To do: In the listing below, pick out lines with "JSON".

Records excerpted from a collection:
++++++++

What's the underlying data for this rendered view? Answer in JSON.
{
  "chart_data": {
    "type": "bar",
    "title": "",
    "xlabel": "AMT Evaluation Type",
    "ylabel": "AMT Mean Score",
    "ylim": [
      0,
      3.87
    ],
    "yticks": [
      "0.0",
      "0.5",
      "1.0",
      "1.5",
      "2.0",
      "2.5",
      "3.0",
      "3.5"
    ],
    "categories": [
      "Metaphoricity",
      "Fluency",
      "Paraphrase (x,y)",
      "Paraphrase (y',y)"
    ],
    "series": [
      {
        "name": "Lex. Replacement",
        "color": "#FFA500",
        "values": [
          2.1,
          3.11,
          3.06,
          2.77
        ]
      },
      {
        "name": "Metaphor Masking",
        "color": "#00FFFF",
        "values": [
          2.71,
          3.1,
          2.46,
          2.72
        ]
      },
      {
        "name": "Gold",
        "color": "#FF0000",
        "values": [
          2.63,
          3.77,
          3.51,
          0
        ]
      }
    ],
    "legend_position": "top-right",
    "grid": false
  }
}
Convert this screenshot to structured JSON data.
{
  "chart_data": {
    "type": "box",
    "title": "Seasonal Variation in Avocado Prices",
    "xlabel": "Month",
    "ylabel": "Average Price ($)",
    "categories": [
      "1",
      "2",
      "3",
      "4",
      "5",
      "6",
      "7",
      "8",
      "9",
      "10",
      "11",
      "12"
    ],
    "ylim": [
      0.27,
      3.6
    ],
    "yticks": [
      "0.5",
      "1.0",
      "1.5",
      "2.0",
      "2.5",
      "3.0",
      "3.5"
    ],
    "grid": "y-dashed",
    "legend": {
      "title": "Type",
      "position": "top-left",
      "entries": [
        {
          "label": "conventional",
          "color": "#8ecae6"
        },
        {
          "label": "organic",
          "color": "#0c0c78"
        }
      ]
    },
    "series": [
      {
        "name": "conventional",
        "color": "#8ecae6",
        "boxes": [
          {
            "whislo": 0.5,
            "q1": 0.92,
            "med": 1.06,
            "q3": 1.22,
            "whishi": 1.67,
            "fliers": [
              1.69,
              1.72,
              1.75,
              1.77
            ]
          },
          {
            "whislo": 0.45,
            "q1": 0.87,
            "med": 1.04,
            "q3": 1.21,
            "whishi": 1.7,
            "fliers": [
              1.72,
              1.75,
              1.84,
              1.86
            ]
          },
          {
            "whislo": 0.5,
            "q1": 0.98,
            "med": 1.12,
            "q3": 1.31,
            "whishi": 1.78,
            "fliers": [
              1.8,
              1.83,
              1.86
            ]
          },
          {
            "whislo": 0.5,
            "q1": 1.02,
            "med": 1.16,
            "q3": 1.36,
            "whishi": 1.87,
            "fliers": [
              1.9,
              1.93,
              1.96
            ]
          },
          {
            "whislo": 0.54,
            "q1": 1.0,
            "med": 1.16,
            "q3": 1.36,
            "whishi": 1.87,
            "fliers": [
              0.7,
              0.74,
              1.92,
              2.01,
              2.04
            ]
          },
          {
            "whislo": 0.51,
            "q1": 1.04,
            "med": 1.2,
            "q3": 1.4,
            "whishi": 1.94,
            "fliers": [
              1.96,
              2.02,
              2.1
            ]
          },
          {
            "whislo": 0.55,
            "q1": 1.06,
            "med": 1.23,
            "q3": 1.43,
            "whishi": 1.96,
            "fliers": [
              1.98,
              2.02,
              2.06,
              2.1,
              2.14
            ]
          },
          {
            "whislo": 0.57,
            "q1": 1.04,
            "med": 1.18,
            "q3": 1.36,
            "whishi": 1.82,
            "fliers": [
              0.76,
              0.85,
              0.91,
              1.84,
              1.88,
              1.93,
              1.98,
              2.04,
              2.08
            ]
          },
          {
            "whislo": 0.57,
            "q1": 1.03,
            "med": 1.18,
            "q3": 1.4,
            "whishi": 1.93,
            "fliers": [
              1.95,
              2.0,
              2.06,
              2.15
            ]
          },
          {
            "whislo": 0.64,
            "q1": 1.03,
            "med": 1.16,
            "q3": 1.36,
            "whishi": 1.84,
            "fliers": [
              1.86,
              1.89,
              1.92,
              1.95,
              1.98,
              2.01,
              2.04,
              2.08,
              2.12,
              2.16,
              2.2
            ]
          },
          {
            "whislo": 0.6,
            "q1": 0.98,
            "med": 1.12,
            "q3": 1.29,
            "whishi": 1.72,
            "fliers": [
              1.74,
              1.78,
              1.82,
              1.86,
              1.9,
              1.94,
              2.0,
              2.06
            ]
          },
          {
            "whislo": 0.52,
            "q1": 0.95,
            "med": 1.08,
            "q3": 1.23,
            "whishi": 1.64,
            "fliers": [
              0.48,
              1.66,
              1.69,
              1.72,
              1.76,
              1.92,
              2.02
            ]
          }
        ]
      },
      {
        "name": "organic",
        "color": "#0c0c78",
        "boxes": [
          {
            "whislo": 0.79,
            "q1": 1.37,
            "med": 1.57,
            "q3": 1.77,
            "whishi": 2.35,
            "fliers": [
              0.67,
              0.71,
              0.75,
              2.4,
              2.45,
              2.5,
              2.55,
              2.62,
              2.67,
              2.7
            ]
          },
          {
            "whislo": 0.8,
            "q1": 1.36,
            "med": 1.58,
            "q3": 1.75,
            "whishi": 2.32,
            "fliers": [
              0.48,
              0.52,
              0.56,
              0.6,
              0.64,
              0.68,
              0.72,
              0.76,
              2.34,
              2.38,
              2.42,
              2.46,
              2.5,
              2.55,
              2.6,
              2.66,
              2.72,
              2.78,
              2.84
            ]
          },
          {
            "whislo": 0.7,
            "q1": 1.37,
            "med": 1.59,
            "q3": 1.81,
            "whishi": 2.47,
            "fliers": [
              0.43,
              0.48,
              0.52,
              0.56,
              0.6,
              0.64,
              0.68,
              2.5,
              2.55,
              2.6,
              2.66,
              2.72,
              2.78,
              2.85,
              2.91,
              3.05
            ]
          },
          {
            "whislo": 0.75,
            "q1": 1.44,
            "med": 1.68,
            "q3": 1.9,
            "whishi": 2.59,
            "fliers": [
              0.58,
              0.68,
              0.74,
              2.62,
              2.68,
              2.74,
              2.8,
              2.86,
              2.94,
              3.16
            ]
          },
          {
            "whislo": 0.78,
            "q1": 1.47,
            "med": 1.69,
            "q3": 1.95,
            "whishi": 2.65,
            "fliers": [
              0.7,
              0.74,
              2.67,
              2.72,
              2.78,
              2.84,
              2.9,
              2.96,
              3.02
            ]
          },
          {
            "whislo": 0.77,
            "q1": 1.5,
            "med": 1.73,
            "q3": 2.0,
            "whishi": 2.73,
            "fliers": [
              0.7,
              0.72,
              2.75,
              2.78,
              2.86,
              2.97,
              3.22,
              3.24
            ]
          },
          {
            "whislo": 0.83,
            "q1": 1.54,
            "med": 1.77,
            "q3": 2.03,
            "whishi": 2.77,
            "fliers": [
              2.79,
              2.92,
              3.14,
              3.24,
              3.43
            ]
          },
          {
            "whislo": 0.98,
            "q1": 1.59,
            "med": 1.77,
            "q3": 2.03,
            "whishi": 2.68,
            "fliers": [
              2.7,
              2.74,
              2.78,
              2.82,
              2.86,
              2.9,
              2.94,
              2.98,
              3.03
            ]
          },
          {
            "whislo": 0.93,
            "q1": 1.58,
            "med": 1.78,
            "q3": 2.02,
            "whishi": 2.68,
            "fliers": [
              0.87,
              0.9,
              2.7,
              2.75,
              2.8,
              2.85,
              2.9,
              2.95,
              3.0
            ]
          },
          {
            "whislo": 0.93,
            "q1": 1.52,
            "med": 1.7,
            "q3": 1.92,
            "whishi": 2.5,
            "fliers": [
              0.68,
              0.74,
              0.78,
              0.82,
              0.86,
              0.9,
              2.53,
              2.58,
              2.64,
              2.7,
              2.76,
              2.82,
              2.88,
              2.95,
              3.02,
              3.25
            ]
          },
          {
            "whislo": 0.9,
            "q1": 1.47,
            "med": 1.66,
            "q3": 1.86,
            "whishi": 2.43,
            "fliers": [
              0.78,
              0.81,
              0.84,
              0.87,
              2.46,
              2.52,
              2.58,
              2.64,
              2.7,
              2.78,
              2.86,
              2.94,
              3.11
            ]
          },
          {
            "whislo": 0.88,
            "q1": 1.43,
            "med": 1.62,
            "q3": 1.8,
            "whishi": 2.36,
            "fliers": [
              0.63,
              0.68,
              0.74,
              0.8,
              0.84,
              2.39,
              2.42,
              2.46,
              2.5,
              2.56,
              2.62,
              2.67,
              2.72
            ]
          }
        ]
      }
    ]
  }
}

++++++++

Full response:
What's the underlying data for this rendered view? Answer in JSON.
Convert this screenshot to structured JSON data.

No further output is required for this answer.